- [Brief]: Leave out the pictures and repeat the rest of the material exactly.

⁂

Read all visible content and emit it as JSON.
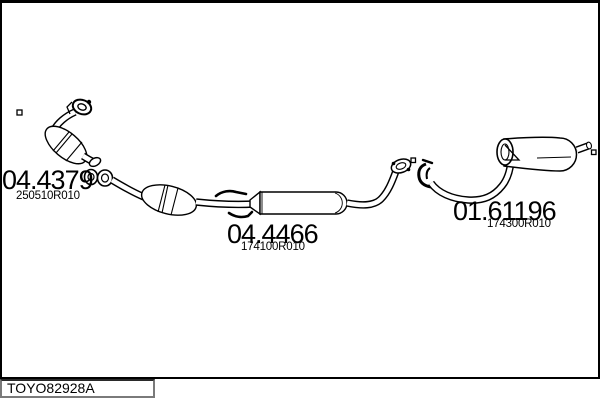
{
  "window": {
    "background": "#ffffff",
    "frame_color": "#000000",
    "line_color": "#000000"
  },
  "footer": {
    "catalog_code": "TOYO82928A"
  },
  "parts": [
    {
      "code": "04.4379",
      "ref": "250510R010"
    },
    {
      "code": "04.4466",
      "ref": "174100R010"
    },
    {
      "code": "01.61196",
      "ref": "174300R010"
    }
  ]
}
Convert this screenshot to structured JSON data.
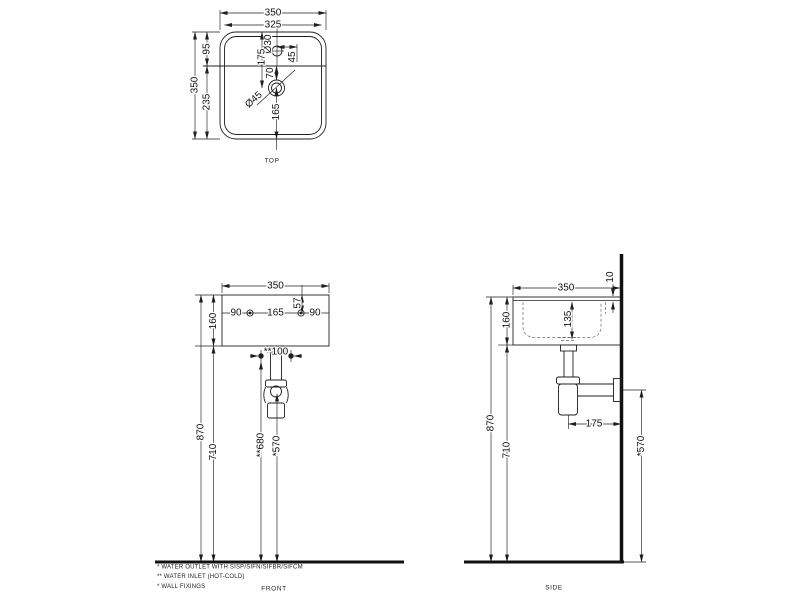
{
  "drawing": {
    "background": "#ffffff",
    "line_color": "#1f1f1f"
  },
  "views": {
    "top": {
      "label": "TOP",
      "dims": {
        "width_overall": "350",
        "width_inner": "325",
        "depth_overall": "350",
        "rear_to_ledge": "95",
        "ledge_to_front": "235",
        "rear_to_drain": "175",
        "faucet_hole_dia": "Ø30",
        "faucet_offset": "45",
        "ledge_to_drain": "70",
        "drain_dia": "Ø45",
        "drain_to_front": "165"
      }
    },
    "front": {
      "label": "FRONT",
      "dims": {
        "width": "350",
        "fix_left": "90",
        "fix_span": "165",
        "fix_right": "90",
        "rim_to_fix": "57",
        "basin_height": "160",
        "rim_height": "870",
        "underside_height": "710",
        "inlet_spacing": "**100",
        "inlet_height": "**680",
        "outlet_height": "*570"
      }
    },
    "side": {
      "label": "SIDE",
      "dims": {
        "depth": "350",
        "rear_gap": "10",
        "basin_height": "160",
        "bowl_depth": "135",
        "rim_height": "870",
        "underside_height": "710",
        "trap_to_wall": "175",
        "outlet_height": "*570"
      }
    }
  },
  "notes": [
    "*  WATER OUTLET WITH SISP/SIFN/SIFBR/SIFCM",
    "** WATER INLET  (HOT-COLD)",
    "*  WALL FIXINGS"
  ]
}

⁂

- [Task solution]:
Read all visible content and emit it as JSON.
{
  "window": {
    "background": "#ffffff",
    "frame_color": "#000000",
    "line_color": "#000000"
  },
  "footer": {
    "catalog_code": "TOYO82928A"
  },
  "parts": [
    {
      "code": "04.4379",
      "ref": "250510R010"
    },
    {
      "code": "04.4466",
      "ref": "174100R010"
    },
    {
      "code": "01.61196",
      "ref": "174300R010"
    }
  ]
}
Convert this screenshot to structured JSON data.
{
  "drawing": {
    "background": "#ffffff",
    "line_color": "#1f1f1f"
  },
  "views": {
    "top": {
      "label": "TOP",
      "dims": {
        "width_overall": "350",
        "width_inner": "325",
        "depth_overall": "350",
        "rear_to_ledge": "95",
        "ledge_to_front": "235",
        "rear_to_drain": "175",
        "faucet_hole_dia": "Ø30",
        "faucet_offset": "45",
        "ledge_to_drain": "70",
        "drain_dia": "Ø45",
        "drain_to_front": "165"
      }
    },
    "front": {
      "label": "FRONT",
      "dims": {
        "width": "350",
        "fix_left": "90",
        "fix_span": "165",
        "fix_right": "90",
        "rim_to_fix": "57",
        "basin_height": "160",
        "rim_height": "870",
        "underside_height": "710",
        "inlet_spacing": "**100",
        "inlet_height": "**680",
        "outlet_height": "*570"
      }
    },
    "side": {
      "label": "SIDE",
      "dims": {
        "depth": "350",
        "rear_gap": "10",
        "basin_height": "160",
        "bowl_depth": "135",
        "rim_height": "870",
        "underside_height": "710",
        "trap_to_wall": "175",
        "outlet_height": "*570"
      }
    }
  },
  "notes": [
    "*  WATER OUTLET WITH SISP/SIFN/SIFBR/SIFCM",
    "** WATER INLET  (HOT-COLD)",
    "*  WALL FIXINGS"
  ]
}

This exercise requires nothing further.